Stored data
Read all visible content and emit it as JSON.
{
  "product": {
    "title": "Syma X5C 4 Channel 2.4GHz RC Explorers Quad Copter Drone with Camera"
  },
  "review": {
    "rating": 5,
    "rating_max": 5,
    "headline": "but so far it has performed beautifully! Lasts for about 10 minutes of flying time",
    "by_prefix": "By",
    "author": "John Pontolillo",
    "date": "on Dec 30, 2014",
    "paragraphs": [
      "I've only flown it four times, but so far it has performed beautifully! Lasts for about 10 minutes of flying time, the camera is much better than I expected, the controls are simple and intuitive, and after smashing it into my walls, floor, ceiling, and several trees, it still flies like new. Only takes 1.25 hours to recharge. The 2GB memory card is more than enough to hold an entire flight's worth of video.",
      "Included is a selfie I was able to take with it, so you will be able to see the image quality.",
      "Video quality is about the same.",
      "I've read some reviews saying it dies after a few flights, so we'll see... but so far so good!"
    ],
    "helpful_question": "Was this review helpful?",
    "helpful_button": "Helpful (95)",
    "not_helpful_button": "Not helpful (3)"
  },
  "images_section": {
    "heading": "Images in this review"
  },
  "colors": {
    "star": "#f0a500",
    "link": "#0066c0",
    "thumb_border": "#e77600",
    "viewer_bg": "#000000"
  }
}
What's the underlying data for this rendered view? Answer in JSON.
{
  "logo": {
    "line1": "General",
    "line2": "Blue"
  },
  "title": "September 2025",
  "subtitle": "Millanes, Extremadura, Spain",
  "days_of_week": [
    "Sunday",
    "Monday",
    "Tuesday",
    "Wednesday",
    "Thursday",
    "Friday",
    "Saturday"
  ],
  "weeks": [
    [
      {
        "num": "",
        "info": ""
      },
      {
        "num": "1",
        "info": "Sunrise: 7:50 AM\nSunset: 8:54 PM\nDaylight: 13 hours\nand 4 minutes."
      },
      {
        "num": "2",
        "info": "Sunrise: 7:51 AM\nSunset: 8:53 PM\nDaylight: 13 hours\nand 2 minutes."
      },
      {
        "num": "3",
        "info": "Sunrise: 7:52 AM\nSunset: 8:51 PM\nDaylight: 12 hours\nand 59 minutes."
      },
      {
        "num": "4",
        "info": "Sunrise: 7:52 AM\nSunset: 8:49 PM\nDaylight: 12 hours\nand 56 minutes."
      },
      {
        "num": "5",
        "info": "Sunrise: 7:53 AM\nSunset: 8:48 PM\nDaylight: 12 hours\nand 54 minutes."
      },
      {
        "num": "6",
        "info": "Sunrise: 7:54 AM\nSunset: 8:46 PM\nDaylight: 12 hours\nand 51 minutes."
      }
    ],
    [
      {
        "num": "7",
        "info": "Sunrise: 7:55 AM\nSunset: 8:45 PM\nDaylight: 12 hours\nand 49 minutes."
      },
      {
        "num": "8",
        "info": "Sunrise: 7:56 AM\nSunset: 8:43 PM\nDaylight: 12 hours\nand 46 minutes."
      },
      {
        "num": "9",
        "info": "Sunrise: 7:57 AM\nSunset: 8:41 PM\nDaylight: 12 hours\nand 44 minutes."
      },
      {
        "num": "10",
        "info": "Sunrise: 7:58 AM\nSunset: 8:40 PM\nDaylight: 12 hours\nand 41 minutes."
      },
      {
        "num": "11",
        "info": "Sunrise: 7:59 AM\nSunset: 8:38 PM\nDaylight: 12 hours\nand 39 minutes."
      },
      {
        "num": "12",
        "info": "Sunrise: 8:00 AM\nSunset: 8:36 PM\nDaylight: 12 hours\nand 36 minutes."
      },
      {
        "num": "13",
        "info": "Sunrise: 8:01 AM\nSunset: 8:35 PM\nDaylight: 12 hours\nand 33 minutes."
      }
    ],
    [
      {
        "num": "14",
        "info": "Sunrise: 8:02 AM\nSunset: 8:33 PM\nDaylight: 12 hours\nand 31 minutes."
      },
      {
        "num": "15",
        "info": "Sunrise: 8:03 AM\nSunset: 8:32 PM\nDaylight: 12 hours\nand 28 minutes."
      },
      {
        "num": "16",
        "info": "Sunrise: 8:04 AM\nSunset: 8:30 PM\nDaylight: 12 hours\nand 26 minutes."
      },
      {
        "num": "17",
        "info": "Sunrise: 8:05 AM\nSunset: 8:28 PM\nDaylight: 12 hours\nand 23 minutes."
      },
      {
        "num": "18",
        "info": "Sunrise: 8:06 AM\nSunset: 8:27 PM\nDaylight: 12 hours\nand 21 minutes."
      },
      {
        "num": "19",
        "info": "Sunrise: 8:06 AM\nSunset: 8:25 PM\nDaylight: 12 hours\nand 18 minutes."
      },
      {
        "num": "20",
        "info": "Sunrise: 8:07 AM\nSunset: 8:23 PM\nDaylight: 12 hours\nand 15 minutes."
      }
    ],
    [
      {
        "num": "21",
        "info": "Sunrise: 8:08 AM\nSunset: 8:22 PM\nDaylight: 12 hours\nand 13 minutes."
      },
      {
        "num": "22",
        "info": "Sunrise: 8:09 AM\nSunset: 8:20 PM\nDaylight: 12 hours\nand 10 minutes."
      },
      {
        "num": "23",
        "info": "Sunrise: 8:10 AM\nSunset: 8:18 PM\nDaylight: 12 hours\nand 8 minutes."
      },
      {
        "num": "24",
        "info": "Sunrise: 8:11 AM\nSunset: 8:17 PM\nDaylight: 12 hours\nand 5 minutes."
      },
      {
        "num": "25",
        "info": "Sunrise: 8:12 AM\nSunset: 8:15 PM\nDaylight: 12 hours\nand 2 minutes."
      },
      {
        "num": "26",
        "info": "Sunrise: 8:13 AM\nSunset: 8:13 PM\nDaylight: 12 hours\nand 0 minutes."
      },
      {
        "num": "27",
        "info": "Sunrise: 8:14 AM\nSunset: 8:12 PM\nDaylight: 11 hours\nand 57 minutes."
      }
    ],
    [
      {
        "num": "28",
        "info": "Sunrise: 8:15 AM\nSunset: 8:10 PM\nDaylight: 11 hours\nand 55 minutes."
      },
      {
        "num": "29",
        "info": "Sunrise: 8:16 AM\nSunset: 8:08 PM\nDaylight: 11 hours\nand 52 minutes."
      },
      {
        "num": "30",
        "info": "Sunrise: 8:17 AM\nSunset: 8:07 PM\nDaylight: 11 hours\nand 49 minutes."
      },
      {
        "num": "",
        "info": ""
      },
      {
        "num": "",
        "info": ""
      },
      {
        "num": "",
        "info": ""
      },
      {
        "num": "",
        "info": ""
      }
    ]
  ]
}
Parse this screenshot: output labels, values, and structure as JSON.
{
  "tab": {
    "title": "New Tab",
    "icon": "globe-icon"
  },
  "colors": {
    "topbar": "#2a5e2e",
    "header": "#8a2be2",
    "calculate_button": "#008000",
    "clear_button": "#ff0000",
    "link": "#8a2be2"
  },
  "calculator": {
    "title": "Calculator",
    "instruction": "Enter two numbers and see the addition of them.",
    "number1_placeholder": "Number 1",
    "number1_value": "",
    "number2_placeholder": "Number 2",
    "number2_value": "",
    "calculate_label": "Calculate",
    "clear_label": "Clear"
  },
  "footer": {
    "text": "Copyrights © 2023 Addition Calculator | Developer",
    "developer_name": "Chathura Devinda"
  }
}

▶ **EXERCISE TASK**:
From the data above, copy each line that has the string "with".

▶ **FULL RESPONSE**:
    "title": "Syma X5C 4 Channel 2.4GHz RC Explorers Quad Copter Drone with Camera"
      "Included is a selfie I was able to take with it, so you will be able to see the image quality.",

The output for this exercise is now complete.